#### [Given data]
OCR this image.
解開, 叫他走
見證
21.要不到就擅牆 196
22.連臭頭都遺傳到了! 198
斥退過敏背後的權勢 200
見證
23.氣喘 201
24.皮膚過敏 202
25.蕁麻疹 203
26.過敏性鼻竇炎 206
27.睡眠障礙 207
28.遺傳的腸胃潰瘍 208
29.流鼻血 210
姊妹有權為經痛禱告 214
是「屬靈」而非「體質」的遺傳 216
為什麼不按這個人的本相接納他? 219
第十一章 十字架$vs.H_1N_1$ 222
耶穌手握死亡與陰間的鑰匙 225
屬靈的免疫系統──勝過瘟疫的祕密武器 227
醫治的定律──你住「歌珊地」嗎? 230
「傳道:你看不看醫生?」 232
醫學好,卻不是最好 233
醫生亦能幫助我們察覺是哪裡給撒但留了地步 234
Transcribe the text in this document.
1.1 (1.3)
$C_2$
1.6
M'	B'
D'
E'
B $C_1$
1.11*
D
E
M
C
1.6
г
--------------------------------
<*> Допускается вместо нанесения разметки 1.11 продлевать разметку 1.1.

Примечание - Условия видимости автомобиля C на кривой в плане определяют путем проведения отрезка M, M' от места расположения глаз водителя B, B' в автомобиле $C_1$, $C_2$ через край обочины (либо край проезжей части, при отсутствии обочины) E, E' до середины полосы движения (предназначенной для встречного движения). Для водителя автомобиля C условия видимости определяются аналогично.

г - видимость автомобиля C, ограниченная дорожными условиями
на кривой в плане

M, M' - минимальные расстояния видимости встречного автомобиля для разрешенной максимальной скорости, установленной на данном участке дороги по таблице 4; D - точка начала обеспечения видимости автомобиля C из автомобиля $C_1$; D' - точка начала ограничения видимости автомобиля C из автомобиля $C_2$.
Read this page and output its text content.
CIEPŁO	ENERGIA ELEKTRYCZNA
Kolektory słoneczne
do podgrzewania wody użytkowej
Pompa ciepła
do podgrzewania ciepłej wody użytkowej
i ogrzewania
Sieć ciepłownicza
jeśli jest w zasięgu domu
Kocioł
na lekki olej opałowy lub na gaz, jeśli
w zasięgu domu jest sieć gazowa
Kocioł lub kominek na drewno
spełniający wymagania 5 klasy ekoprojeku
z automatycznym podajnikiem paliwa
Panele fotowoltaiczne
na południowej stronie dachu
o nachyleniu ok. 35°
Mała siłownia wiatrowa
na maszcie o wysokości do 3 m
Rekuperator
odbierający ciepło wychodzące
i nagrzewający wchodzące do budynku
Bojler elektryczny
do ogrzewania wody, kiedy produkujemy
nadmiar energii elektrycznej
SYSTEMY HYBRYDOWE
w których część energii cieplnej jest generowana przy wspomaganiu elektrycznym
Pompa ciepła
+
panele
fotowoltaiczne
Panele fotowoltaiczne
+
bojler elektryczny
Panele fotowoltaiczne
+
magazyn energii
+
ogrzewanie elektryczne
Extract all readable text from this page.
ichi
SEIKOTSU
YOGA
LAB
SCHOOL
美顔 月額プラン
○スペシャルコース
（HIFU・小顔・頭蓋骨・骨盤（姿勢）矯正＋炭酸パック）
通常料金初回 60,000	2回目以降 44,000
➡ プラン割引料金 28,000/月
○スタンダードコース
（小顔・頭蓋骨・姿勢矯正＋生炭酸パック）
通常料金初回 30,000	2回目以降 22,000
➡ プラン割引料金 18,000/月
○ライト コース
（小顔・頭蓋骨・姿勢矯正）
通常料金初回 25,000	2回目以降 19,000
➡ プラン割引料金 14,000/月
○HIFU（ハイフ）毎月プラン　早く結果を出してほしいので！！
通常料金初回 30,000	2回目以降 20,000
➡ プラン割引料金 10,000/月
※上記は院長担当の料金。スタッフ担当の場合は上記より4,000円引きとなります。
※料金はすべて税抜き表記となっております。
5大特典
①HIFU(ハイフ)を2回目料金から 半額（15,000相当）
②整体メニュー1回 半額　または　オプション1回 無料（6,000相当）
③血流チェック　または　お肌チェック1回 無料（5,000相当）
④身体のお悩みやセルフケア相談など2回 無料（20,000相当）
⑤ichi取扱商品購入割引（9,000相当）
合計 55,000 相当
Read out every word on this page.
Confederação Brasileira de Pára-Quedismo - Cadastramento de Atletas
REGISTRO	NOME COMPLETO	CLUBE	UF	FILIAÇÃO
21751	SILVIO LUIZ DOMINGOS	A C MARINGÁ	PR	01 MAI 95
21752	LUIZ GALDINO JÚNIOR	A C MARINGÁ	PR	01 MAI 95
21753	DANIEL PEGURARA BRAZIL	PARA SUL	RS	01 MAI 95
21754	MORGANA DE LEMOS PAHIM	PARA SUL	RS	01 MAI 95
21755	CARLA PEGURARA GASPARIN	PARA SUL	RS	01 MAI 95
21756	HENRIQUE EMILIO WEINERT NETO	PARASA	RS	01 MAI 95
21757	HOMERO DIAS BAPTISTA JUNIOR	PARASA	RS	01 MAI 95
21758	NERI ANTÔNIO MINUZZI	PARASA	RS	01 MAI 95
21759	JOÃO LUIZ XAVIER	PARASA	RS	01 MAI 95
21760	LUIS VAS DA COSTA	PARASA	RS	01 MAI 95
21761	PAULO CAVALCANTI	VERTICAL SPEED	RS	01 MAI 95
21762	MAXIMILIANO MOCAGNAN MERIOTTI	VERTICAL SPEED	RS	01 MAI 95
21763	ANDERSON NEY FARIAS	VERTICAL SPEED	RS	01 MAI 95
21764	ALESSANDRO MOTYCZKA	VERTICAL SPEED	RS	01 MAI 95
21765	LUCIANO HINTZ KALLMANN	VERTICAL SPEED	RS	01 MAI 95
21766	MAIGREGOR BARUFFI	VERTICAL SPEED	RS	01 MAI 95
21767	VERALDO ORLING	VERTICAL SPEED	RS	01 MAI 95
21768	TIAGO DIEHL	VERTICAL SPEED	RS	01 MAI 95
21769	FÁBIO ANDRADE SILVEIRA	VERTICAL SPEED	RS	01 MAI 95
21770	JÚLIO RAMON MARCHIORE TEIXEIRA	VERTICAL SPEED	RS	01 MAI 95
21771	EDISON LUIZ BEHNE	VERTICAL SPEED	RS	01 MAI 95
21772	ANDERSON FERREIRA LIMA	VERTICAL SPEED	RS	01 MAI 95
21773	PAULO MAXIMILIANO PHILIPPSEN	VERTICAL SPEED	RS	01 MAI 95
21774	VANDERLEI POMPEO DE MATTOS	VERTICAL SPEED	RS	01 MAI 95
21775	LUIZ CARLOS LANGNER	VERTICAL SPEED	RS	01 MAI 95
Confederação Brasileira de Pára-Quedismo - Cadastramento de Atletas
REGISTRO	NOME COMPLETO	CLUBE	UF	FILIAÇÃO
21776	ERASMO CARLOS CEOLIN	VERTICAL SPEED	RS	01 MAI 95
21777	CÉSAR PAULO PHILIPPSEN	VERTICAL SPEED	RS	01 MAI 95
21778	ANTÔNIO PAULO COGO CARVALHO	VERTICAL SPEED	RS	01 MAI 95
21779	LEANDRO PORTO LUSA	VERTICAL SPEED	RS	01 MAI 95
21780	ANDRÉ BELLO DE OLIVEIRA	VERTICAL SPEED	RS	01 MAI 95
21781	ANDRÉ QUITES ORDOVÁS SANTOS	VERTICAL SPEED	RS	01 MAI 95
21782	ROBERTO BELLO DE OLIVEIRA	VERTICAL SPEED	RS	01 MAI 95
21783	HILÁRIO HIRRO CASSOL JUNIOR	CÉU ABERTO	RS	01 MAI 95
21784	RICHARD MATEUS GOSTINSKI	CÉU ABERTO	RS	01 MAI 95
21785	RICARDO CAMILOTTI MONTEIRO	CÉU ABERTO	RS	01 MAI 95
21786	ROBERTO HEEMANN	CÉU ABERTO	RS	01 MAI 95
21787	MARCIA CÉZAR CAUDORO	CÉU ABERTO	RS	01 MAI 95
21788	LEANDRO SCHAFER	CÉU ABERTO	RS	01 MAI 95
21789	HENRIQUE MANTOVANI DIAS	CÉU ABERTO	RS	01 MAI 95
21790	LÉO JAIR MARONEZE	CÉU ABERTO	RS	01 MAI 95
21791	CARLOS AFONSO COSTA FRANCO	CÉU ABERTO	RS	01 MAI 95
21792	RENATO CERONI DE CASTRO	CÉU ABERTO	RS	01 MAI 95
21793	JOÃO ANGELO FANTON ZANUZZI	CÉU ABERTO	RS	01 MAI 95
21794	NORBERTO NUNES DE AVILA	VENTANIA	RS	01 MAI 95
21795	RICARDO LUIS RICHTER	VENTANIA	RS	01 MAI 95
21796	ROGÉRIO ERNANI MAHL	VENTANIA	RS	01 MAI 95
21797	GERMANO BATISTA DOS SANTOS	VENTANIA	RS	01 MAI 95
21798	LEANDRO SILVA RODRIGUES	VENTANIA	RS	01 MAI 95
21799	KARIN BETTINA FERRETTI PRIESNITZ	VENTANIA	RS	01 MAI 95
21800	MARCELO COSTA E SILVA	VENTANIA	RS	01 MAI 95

#### [Problem to solve]
Each line with the string "SANTOS" in it needs to be found and copied.

#### [The solution]
21781	ANDRÉ QUITES ORDOVÁS SANTOS	VERTICAL SPEED	RS	01 MAI 95
21797	GERMANO BATISTA DOS SANTOS	VENTANIA	RS	01 MAI 95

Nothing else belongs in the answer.